= Materials provided =
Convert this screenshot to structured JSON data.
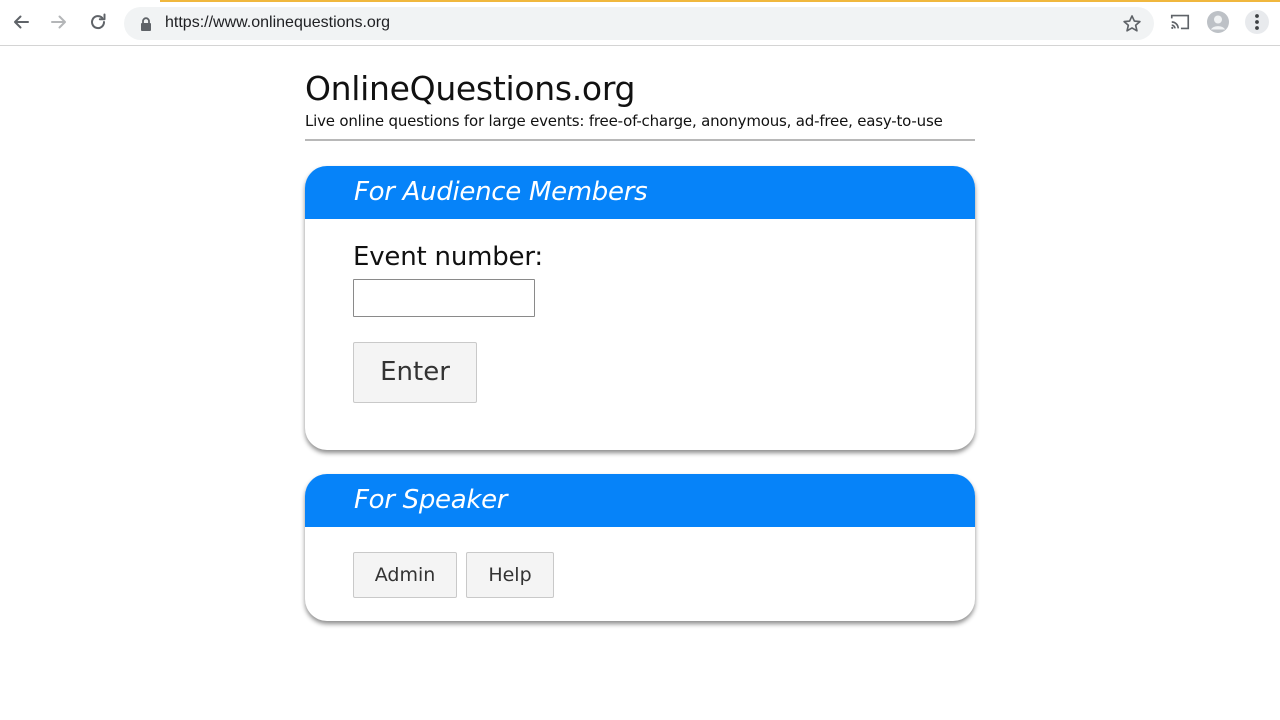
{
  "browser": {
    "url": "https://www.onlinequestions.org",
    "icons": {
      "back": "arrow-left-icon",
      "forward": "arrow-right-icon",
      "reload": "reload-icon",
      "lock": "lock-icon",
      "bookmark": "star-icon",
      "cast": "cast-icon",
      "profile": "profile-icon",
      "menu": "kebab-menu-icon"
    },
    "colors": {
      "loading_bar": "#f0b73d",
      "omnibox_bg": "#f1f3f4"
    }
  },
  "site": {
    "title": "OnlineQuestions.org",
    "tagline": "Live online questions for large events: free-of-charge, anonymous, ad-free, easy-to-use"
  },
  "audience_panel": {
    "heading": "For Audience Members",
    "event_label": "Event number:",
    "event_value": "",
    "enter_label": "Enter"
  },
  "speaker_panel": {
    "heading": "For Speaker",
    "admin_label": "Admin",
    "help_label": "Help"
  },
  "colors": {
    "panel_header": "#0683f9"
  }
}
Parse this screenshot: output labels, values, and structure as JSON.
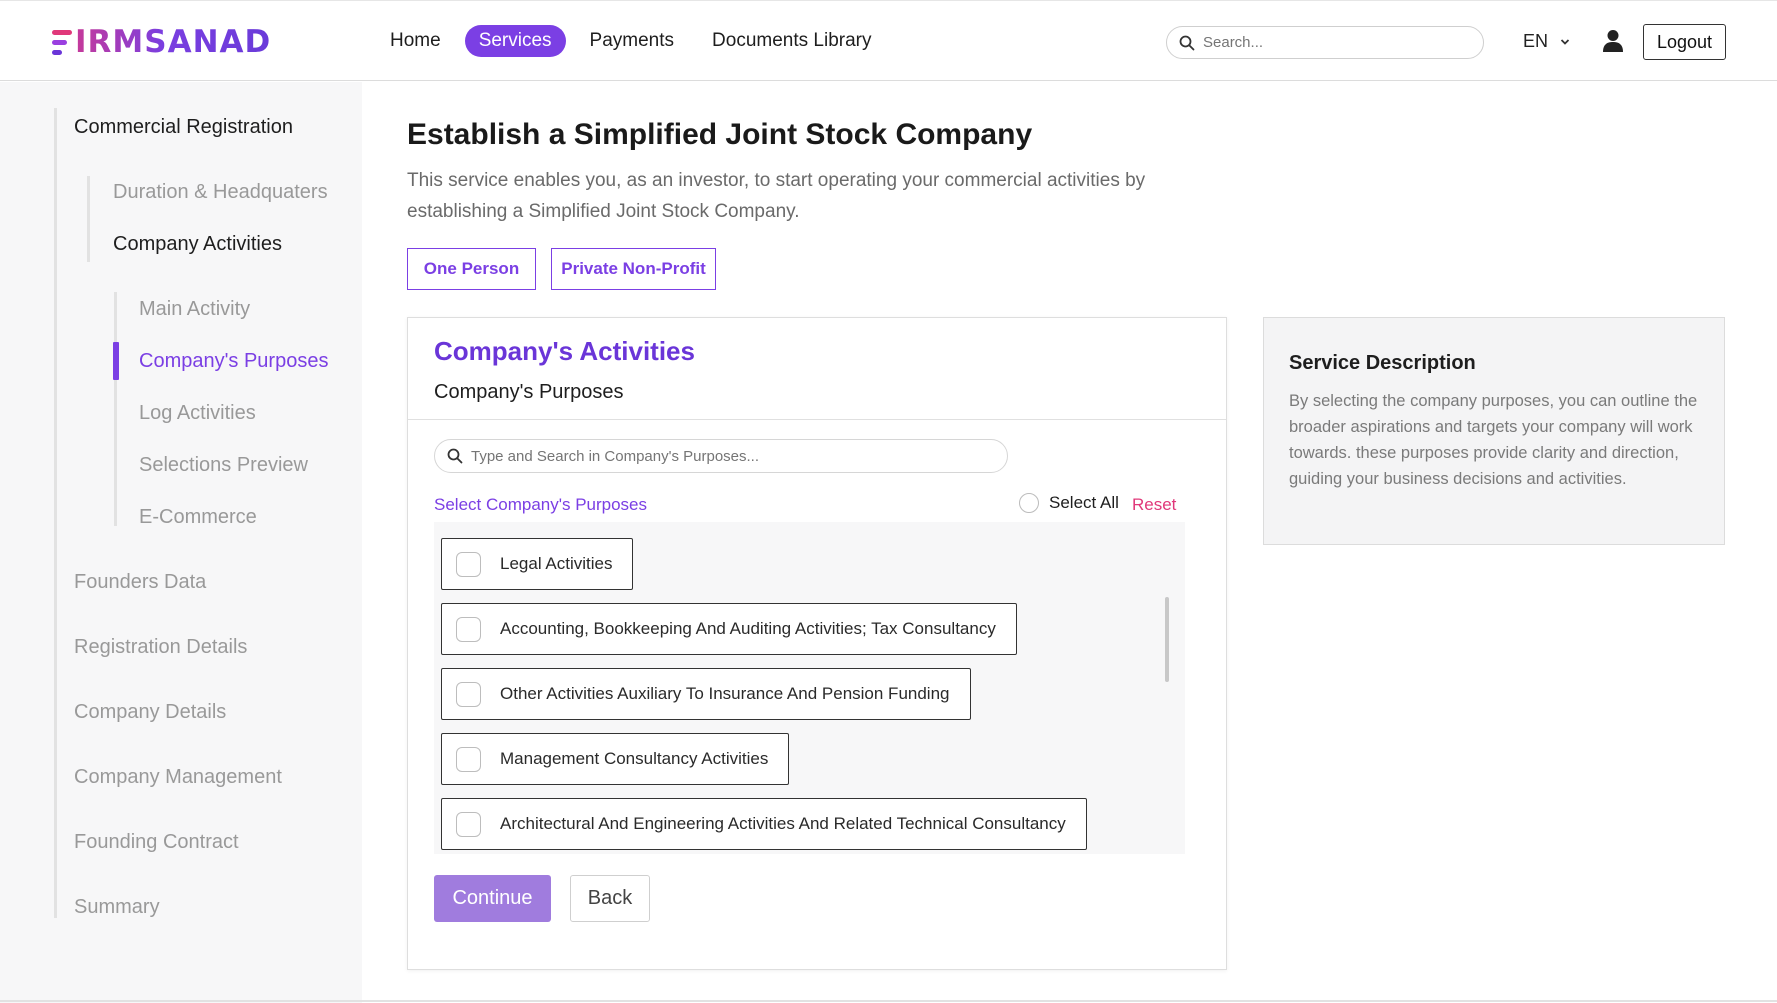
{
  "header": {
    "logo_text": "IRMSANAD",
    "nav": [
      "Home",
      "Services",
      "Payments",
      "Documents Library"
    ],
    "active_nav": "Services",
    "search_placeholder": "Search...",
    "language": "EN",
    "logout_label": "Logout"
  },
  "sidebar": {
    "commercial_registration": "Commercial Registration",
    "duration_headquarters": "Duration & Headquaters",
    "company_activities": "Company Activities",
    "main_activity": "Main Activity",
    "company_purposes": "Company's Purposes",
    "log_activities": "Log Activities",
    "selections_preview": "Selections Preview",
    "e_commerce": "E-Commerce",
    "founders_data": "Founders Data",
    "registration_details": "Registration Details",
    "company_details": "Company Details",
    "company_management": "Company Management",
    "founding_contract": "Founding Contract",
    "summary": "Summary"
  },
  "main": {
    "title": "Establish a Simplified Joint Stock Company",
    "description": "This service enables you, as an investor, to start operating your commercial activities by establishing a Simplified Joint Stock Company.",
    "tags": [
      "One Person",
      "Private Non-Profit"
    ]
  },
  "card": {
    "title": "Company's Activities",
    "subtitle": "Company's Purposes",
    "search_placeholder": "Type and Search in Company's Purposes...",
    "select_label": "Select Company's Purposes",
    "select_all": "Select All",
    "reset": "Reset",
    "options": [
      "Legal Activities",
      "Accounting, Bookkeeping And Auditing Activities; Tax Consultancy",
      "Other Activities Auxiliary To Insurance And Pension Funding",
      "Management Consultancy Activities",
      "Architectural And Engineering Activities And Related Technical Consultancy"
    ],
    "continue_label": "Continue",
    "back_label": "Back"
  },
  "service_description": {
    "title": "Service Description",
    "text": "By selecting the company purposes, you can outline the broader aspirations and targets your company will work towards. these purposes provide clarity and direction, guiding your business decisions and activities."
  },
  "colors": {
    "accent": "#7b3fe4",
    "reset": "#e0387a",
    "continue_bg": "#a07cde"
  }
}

= Aim of the exercise =
Return the full material word for word. Do not include the pictures.

= Response =
Convert this screenshot to structured JSON data.
{
  "browser": {
    "url": "https://www.onlinequestions.org",
    "icons": {
      "back": "arrow-left-icon",
      "forward": "arrow-right-icon",
      "reload": "reload-icon",
      "lock": "lock-icon",
      "bookmark": "star-icon",
      "cast": "cast-icon",
      "profile": "profile-icon",
      "menu": "kebab-menu-icon"
    },
    "colors": {
      "loading_bar": "#f0b73d",
      "omnibox_bg": "#f1f3f4"
    }
  },
  "site": {
    "title": "OnlineQuestions.org",
    "tagline": "Live online questions for large events: free-of-charge, anonymous, ad-free, easy-to-use"
  },
  "audience_panel": {
    "heading": "For Audience Members",
    "event_label": "Event number:",
    "event_value": "",
    "enter_label": "Enter"
  },
  "speaker_panel": {
    "heading": "For Speaker",
    "admin_label": "Admin",
    "help_label": "Help"
  },
  "colors": {
    "panel_header": "#0683f9"
  }
}
Parse this screenshot: output labels, values, and structure as JSON.
{
  "header": {
    "logo_text": "IRMSANAD",
    "nav": [
      "Home",
      "Services",
      "Payments",
      "Documents Library"
    ],
    "active_nav": "Services",
    "search_placeholder": "Search...",
    "language": "EN",
    "logout_label": "Logout"
  },
  "sidebar": {
    "commercial_registration": "Commercial Registration",
    "duration_headquarters": "Duration & Headquaters",
    "company_activities": "Company Activities",
    "main_activity": "Main Activity",
    "company_purposes": "Company's Purposes",
    "log_activities": "Log Activities",
    "selections_preview": "Selections Preview",
    "e_commerce": "E-Commerce",
    "founders_data": "Founders Data",
    "registration_details": "Registration Details",
    "company_details": "Company Details",
    "company_management": "Company Management",
    "founding_contract": "Founding Contract",
    "summary": "Summary"
  },
  "main": {
    "title": "Establish a Simplified Joint Stock Company",
    "description": "This service enables you, as an investor, to start operating your commercial activities by establishing a Simplified Joint Stock Company.",
    "tags": [
      "One Person",
      "Private Non-Profit"
    ]
  },
  "card": {
    "title": "Company's Activities",
    "subtitle": "Company's Purposes",
    "search_placeholder": "Type and Search in Company's Purposes...",
    "select_label": "Select Company's Purposes",
    "select_all": "Select All",
    "reset": "Reset",
    "options": [
      "Legal Activities",
      "Accounting, Bookkeeping And Auditing Activities; Tax Consultancy",
      "Other Activities Auxiliary To Insurance And Pension Funding",
      "Management Consultancy Activities",
      "Architectural And Engineering Activities And Related Technical Consultancy"
    ],
    "continue_label": "Continue",
    "back_label": "Back"
  },
  "service_description": {
    "title": "Service Description",
    "text": "By selecting the company purposes, you can outline the broader aspirations and targets your company will work towards. these purposes provide clarity and direction, guiding your business decisions and activities."
  },
  "colors": {
    "accent": "#7b3fe4",
    "reset": "#e0387a",
    "continue_bg": "#a07cde"
  }
}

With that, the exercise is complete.